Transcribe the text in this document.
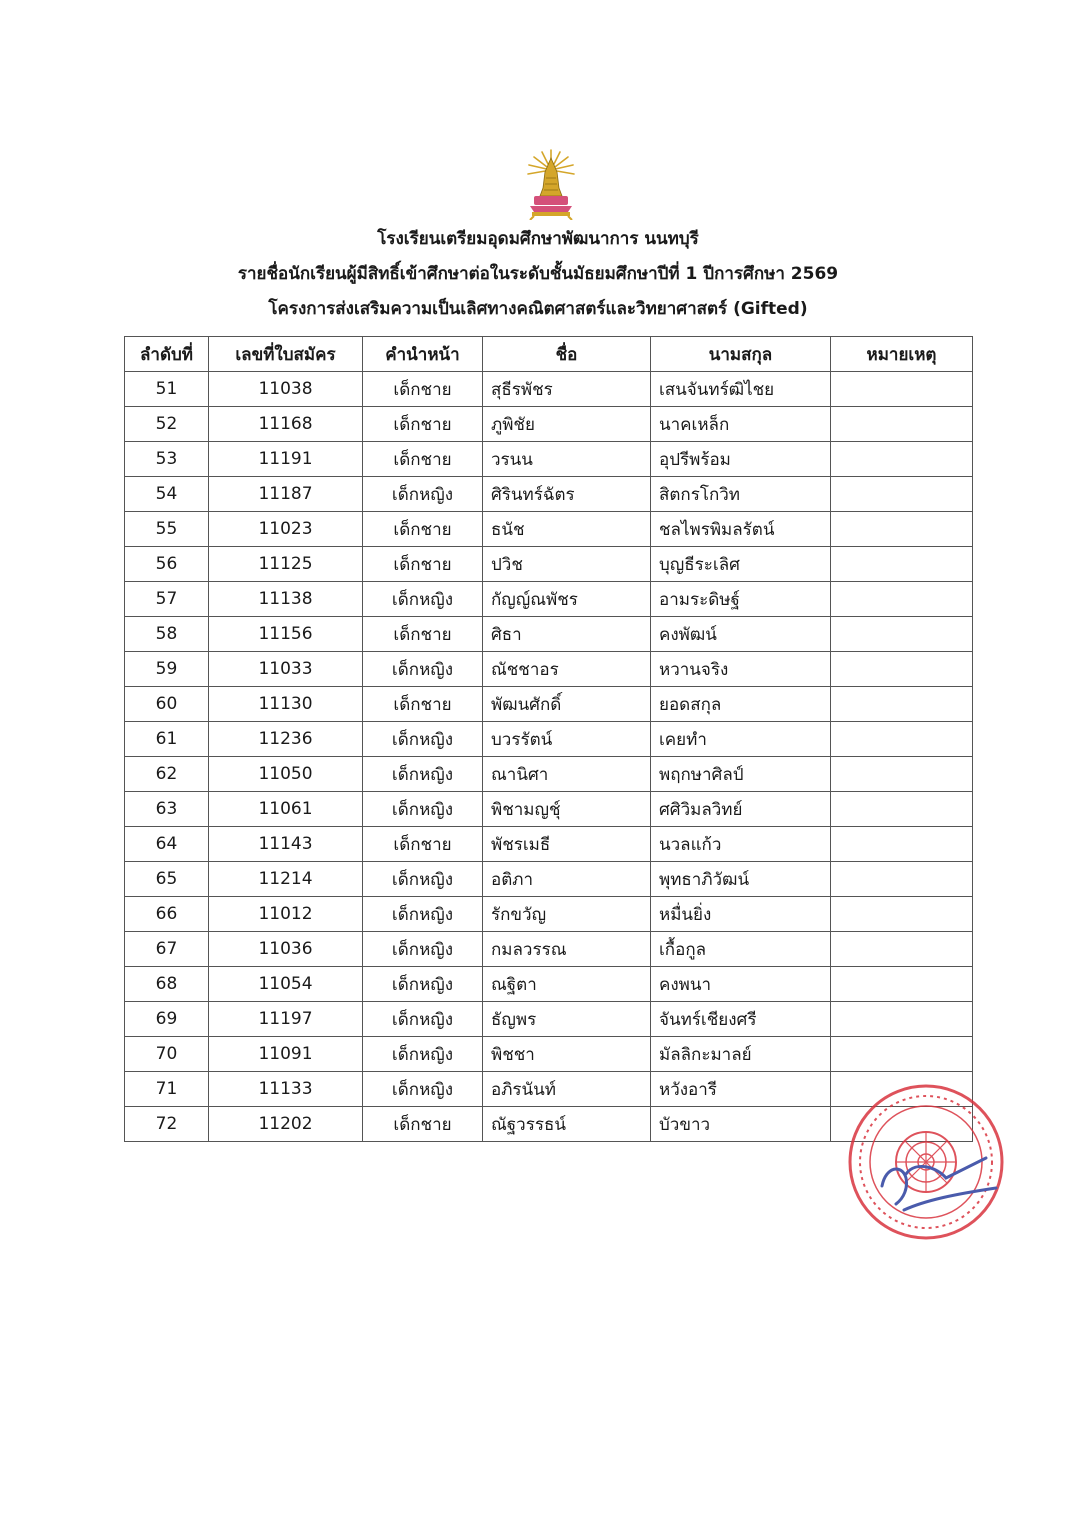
โรงเรียนเตรียมอุดมศึกษาพัฒนาการ นนทบุรี
รายชื่อนักเรียนผู้มีสิทธิ์เข้าศึกษาต่อในระดับชั้นมัธยมศึกษาปีที่ 1 ปีการศึกษา 2569
โครงการส่งเสริมความเป็นเลิศทางคณิตศาสตร์และวิทยาศาสตร์ (Gifted)
ลำดับที่	เลขที่ใบสมัคร	คำนำหน้า	ชื่อ	นามสกุล	หมายเหตุ
51	11038	เด็กชาย	สุธีรพัชร	เสนจันทร์ฒิไชย	
52	11168	เด็กชาย	ภูพิชัย	นาคเหล็ก	
53	11191	เด็กชาย	วรนน	อุปรีพร้อม	
54	11187	เด็กหญิง	ศิรินทร์ฉัตร	สิตกรโกวิท	
55	11023	เด็กชาย	ธนัช	ชลไพรพิมลรัตน์	
56	11125	เด็กชาย	ปวิช	บุญธีระเลิศ	
57	11138	เด็กหญิง	กัญญ์ณพัชร	อามระดิษฐ์	
58	11156	เด็กชาย	ศิธา	คงพัฒน์	
59	11033	เด็กหญิง	ณัชชาอร	หวานจริง	
60	11130	เด็กชาย	พัฒนศักดิ์	ยอดสกุล	
61	11236	เด็กหญิง	บวรรัตน์	เคยทำ	
62	11050	เด็กหญิง	ณานิศา	พฤกษาศิลป์	
63	11061	เด็กหญิง	พิชามญชุ์	ศศิวิมลวิทย์	
64	11143	เด็กชาย	พัชรเมธี	นวลแก้ว	
65	11214	เด็กหญิง	อติภา	พุทธาภิวัฒน์	
66	11012	เด็กหญิง	รักขวัญ	หมื่นยิ่ง	
67	11036	เด็กหญิง	กมลวรรณ	เกื้อกูล	
68	11054	เด็กหญิง	ณฐิตา	คงพนา	
69	11197	เด็กหญิง	ธัญพร	จันทร์เชียงศรี	
70	11091	เด็กหญิง	พิชชา	มัลลิกะมาลย์	
71	11133	เด็กหญิง	อภิรนันท์	หวังอารี	
72	11202	เด็กชาย	ณัฐวรรธน์	บัวขาว	
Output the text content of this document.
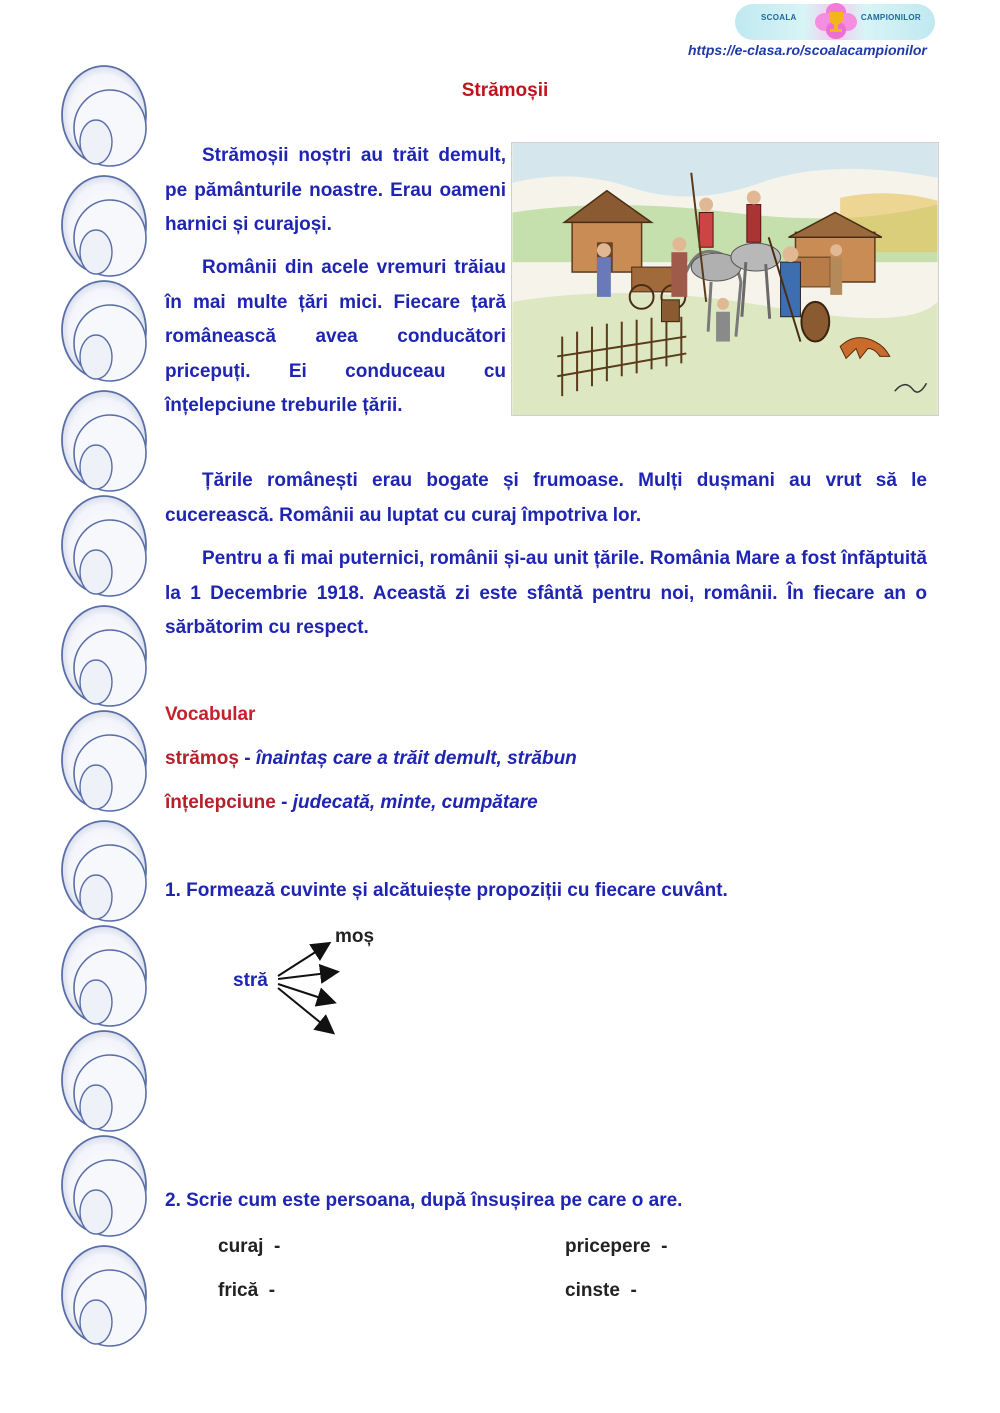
SCOALA	CAMPIONILOR
https://e-clasa.ro/scoalacampionilor
Strămoșii

Strămoșii noștri au trăit demult, pe pământurile noastre. Erau oameni harnici și curajoși.

Românii din acele vremuri trăiau în mai multe țări mici. Fiecare țară românească avea conducători pricepuți. Ei conduceau cu înțelepciune treburile țării.

Țările românești erau bogate și frumoase. Mulți dușmani au vrut să le cucerească. Românii au luptat cu curaj împotriva lor.

Pentru a fi mai puternici, românii și-au unit țările. România Mare a fost înfăptuită la 1 Decembrie 1918. Această zi este sfântă pentru noi, românii. În fiecare an o sărbătorim cu respect.

Vocabular
strămoș - înaintaș care a trăit demult, străbun
înțelepciune - judecată, minte, cumpătare
1. Formează cuvinte și alcătuiește propoziții cu fiecare cuvânt.
moș
stră
2. Scrie cum este persoana, după însușirea pe care o are.
curaj  -	pricepere  -
frică  -	cinste  -
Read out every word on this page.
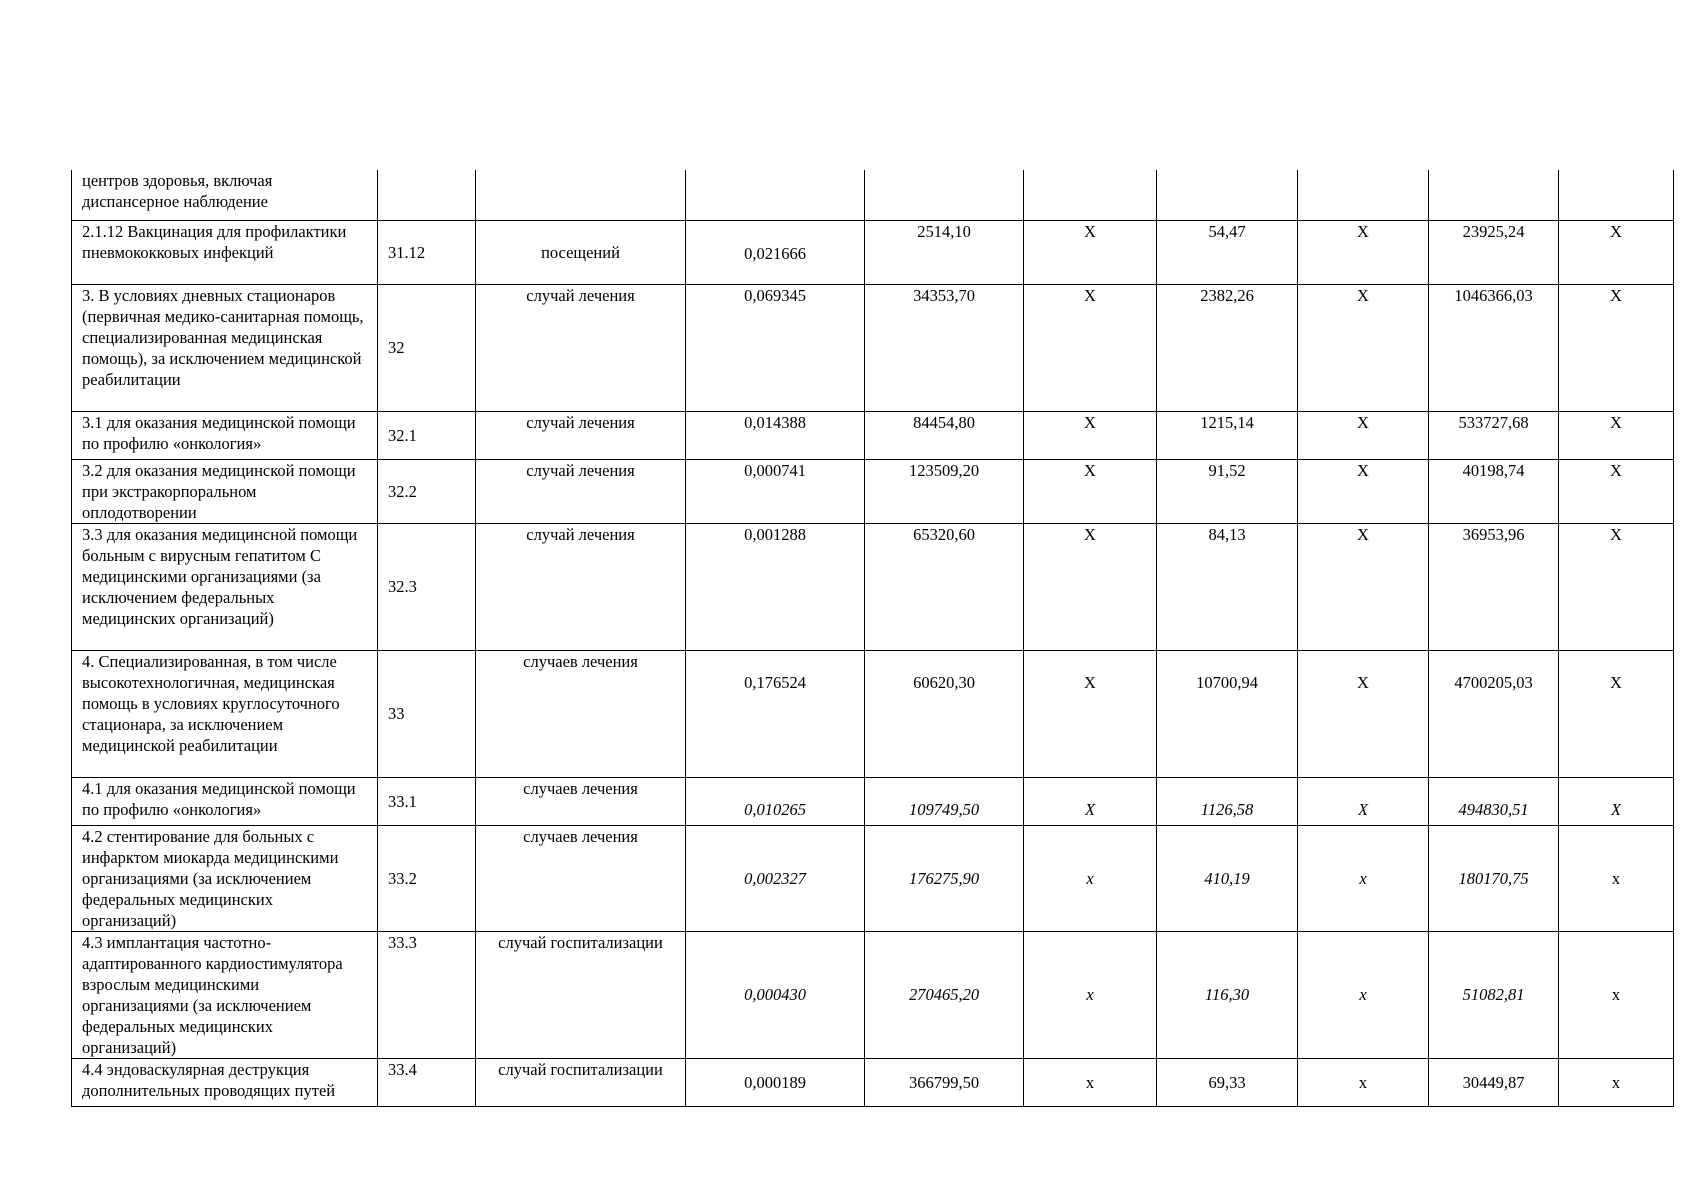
центров здоровья, включая диспансерное наблюдение									
2.1.12 Вакцинация для профилактики пневмококковых инфекций	31.12	посещений	0,021666	2514,10	Х	54,47	Х	23925,24	Х
3. В условиях дневных стационаров (первичная медико-санитарная помощь, специализированная медицинская помощь), за исключением медицинской реабилитации	32	случай лечения	0,069345	34353,70	Х	2382,26	Х	1046366,03	Х
3.1 для оказания медицинской помощи по профилю «онкология»	32.1	случай лечения	0,014388	84454,80	Х	1215,14	Х	533727,68	Х
3.2 для оказания медицинской помощи при экстракорпоральном оплодотворении	32.2	случай лечения	0,000741	123509,20	Х	91,52	Х	40198,74	Х
3.3 для оказания медицинсной помощи больным с вирусным гепатитом С медицинскими организациями (за исключением федеральных медицинских организаций)	32.3	случай лечения	0,001288	65320,60	Х	84,13	Х	36953,96	Х
4. Специализированная, в том числе высокотехнологичная, медицинская помощь в условиях круглосуточного стационара, за исключением медицинской реабилитации	33	случаев лечения	0,176524	60620,30	Х	10700,94	Х	4700205,03	Х
4.1 для оказания медицинской помощи по профилю «онкология»	33.1	случаев лечения	0,010265	109749,50	Х	1126,58	Х	494830,51	Х
4.2 стентирование для больных с инфарктом миокарда медицинскими организациями (за исключением федеральных медицинских организаций)	33.2	случаев лечения	0,002327	176275,90	х	410,19	х	180170,75	х
4.3 имплантация частотно-адаптированного кардиостимулятора взрослым медицинскими организациями (за исключением федеральных медицинских организаций)	33.3	случай госпитализации	0,000430	270465,20	х	116,30	х	51082,81	х
4.4 эндоваскулярная деструкция дополнительных проводящих путей	33.4	случай госпитализации	0,000189	366799,50	х	69,33	х	30449,87	х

____

**WRITTEN EXERCISE**
Go through the listing above and locate each line that holds the word "this". Copy those lines.

**FINAL ANSWER**
Transcribe the text in this document.
Output the text content of this document.
Read out every word on this page.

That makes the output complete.